• MATERIAL PROVIDED:

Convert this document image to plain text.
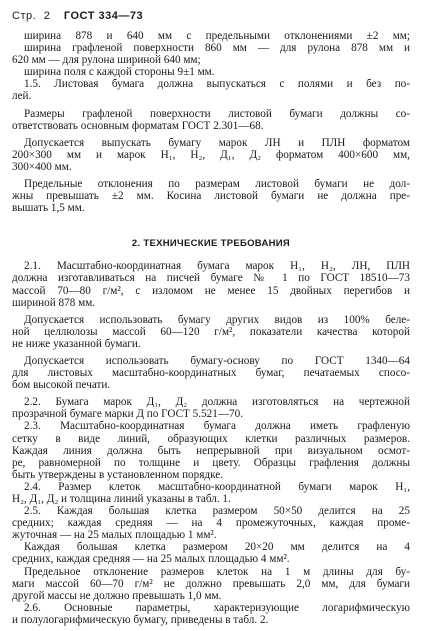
Стр. 2 ГОСТ 334—73
ширина 878 и 640 мм с предельными отклонениями ±2 мм;
ширина графленой поверхности 860 мм — для рулона 878 мм и
620 мм — для рулона шириной 640 мм;
ширина поля с каждой стороны 9±1 мм.
1.5. Листовая бумага должна выпускаться с полями и без по-
лей.
Размеры графленой поверхности листовой бумаги должны со-
ответствовать основным форматам ГОСТ 2.301—68.
Допускается выпускать бумагу марок ЛН и ПЛН форматом
200×300 мм и марок Н₁, Н₂, Д₁, Д₂ форматом 400×600 мм,
300×400 мм.
Предельные отклонения по размерам листовой бумаги не дол-
жны превышать ±2 мм. Косина листовой бумаги не должна пре-
вышать 1,5 мм.
2. ТЕХНИЧЕСКИЕ ТРЕБОВАНИЯ
2.1. Масштабно-координатная бумага марок Н₁, Н₂, ЛН, ПЛН
должна изготавливаться на писчей бумаге № 1 по ГОСТ 18510—73
массой 70—80 г/м², с изломом не менее 15 двойных перегибов и
шириной 878 мм.
Допускается использовать бумагу других видов из 100% беле-
ной целлюлозы массой 60—120 г/м², показатели качества которой
не ниже указанной бумаги.
Допускается использовать бумагу-основу по ГОСТ 1340—64
для листовых масштабно-координатных бумаг, печатаемых спосо-
бом высокой печати.
2.2. Бумага марок Д₁, Д₂ должна изготовляться на чертежной
прозрачной бумаге марки Д по ГОСТ 5.521—70.
2.3. Масштабно-координатная бумага должна иметь графленую
сетку в виде линий, образующих клетки различных размеров.
Каждая линия должна быть непрерывной при визуальном осмот-
ре, равномерной по толщине и цвету. Образцы графления должны
быть утверждены в установленном порядке.
2.4. Размер клеток масштабно-координатной бумаги марок Н₁,
Н₂, Д₁, Д₂ и толщина линий указаны в табл. 1.
2.5. Каждая большая клетка размером 50×50 делится на 25
средних; каждая средняя — на 4 промежуточных, каждая проме-
жуточная — на 25 малых площадью 1 мм².
Каждая большая клетка размером 20×20 мм делится на 4
средних, каждая средняя — на 25 малых площадью 4 мм².
Предельное отклонение размеров клеток на 1 м длины для бу-
маги массой 60—70 г/м² не должно превышать 2,0 мм, для бумаги
другой массы не должно превышать 1,0 мм.
2.6. Основные параметры, характеризующие логарифмическую
и полулогарифмическую бумагу, приведены в табл. 2.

• WHAT THE TASK REQUIRES: What you return should match the records above word for word, minus the pictures.

• OUTPUT FOR THIS TASK:
Convert this document image to plain text.
Стр. 2 ГОСТ 334—73
ширина 878 и 640 мм с предельными отклонениями ±2 мм;
ширина графленой поверхности 860 мм — для рулона 878 мм и
620 мм — для рулона шириной 640 мм;
ширина поля с каждой стороны 9±1 мм.
1.5. Листовая бумага должна выпускаться с полями и без по-
лей.
Размеры графленой поверхности листовой бумаги должны со-
ответствовать основным форматам ГОСТ 2.301—68.
Допускается выпускать бумагу марок ЛН и ПЛН форматом
200×300 мм и марок Н₁, Н₂, Д₁, Д₂ форматом 400×600 мм,
300×400 мм.
Предельные отклонения по размерам листовой бумаги не дол-
жны превышать ±2 мм. Косина листовой бумаги не должна пре-
вышать 1,5 мм.
2. ТЕХНИЧЕСКИЕ ТРЕБОВАНИЯ
2.1. Масштабно-координатная бумага марок Н₁, Н₂, ЛН, ПЛН
должна изготавливаться на писчей бумаге № 1 по ГОСТ 18510—73
массой 70—80 г/м², с изломом не менее 15 двойных перегибов и
шириной 878 мм.
Допускается использовать бумагу других видов из 100% беле-
ной целлюлозы массой 60—120 г/м², показатели качества которой
не ниже указанной бумаги.
Допускается использовать бумагу-основу по ГОСТ 1340—64
для листовых масштабно-координатных бумаг, печатаемых спосо-
бом высокой печати.
2.2. Бумага марок Д₁, Д₂ должна изготовляться на чертежной
прозрачной бумаге марки Д по ГОСТ 5.521—70.
2.3. Масштабно-координатная бумага должна иметь графленую
сетку в виде линий, образующих клетки различных размеров.
Каждая линия должна быть непрерывной при визуальном осмот-
ре, равномерной по толщине и цвету. Образцы графления должны
быть утверждены в установленном порядке.
2.4. Размер клеток масштабно-координатной бумаги марок Н₁,
Н₂, Д₁, Д₂ и толщина линий указаны в табл. 1.
2.5. Каждая большая клетка размером 50×50 делится на 25
средних; каждая средняя — на 4 промежуточных, каждая проме-
жуточная — на 25 малых площадью 1 мм².
Каждая большая клетка размером 20×20 мм делится на 4
средних, каждая средняя — на 25 малых площадью 4 мм².
Предельное отклонение размеров клеток на 1 м длины для бу-
маги массой 60—70 г/м² не должно превышать 2,0 мм, для бумаги
другой массы не должно превышать 1,0 мм.
2.6. Основные параметры, характеризующие логарифмическую
и полулогарифмическую бумагу, приведены в табл. 2.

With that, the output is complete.